» **Stored data**:
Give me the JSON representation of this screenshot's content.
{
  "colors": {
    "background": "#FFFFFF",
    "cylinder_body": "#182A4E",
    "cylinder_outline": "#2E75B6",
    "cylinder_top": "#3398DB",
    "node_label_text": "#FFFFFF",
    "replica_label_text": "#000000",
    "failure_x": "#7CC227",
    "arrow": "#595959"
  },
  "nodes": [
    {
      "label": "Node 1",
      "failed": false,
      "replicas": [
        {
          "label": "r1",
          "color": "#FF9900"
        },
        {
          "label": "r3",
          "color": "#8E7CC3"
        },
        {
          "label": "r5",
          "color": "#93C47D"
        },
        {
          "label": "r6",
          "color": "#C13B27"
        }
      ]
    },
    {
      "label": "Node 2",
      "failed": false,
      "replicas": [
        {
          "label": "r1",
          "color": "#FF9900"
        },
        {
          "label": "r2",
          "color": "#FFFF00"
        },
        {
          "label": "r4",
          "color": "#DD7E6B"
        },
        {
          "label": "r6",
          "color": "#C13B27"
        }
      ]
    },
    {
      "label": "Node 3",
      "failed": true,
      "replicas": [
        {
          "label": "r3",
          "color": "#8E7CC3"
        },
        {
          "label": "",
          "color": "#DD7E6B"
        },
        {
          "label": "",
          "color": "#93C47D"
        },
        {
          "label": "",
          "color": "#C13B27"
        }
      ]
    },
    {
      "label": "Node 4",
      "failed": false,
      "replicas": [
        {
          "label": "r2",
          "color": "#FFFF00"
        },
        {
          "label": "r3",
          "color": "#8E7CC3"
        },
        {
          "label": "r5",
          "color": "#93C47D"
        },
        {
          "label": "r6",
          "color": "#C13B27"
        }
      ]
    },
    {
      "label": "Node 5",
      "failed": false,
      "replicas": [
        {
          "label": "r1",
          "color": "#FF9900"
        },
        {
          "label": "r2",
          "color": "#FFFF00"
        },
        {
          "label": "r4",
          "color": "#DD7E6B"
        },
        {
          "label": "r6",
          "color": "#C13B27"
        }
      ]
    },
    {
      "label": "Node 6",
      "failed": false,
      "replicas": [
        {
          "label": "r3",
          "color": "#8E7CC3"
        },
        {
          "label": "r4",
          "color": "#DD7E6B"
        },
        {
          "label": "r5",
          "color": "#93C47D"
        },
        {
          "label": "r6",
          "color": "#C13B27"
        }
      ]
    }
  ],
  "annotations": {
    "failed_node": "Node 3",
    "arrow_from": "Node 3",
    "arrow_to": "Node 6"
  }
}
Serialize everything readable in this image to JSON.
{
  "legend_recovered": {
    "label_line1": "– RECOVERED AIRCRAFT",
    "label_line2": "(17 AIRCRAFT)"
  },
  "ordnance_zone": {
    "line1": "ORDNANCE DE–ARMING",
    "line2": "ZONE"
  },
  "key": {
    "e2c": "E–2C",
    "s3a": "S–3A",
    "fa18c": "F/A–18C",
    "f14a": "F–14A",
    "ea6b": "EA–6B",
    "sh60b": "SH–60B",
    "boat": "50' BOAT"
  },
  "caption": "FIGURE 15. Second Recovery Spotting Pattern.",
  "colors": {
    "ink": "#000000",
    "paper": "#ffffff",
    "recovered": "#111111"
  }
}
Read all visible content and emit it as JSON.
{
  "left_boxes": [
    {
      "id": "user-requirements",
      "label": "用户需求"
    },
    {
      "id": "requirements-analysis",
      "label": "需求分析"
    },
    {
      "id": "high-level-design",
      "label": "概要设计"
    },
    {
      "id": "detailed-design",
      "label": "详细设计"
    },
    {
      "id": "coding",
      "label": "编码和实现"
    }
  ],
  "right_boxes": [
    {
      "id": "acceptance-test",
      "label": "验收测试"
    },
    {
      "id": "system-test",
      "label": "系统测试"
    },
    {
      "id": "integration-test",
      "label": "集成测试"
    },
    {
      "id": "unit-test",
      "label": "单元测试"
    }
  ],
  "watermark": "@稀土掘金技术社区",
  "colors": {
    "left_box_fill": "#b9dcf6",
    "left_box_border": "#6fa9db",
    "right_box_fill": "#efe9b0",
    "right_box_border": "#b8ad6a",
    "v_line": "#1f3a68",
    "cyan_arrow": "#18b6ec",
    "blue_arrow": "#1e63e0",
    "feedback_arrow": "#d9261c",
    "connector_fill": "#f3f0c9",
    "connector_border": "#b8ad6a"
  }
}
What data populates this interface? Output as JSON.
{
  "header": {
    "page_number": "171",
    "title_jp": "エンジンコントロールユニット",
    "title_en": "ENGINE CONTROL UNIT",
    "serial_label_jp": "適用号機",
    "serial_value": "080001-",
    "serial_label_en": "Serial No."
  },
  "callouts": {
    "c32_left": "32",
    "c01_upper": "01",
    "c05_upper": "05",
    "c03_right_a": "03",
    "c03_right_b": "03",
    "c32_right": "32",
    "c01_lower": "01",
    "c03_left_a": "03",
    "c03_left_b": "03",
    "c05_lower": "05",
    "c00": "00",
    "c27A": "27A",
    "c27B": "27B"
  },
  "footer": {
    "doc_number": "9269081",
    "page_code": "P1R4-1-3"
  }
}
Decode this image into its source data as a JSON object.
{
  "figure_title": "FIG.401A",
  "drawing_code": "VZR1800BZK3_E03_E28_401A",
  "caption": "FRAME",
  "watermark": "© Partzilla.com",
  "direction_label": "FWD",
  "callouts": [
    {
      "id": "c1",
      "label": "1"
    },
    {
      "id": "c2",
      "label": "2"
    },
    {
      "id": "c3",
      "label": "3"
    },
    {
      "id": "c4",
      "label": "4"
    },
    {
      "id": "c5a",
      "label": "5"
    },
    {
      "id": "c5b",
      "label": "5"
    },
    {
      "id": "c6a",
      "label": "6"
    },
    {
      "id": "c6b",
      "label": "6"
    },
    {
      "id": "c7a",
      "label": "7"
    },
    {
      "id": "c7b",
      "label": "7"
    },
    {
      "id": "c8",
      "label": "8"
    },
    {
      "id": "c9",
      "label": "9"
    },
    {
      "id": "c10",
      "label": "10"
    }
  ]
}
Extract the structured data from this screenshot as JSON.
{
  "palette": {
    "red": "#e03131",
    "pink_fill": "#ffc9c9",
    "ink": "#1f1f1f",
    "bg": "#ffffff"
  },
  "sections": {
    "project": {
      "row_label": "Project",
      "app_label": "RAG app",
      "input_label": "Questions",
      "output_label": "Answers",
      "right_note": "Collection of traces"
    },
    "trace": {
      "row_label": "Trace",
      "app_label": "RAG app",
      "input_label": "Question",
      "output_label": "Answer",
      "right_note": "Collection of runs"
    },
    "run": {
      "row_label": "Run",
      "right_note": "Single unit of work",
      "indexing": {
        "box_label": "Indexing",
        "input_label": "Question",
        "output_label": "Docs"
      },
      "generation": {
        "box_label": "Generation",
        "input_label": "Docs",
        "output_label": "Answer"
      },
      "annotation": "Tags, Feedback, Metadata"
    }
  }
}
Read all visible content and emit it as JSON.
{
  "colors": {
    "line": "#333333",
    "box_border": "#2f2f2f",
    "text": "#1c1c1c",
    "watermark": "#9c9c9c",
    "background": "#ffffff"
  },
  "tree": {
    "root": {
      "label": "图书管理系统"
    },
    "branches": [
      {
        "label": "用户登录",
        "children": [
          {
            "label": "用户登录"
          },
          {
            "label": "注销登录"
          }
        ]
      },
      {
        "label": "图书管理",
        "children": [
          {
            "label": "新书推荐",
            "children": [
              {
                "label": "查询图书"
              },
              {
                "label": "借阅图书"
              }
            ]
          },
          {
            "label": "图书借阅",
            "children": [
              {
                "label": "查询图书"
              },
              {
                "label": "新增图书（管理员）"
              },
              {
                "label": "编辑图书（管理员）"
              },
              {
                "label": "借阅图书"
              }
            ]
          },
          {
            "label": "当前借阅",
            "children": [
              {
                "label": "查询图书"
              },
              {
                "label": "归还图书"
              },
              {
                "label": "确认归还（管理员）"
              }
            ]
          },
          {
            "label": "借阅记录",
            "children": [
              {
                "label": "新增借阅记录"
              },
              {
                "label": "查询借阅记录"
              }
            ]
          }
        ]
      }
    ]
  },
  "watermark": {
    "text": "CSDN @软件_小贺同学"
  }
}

» **What this task involves**: Count the lines in the entries that hold the word "design", and give nothing but the total.

» **The solution**: 2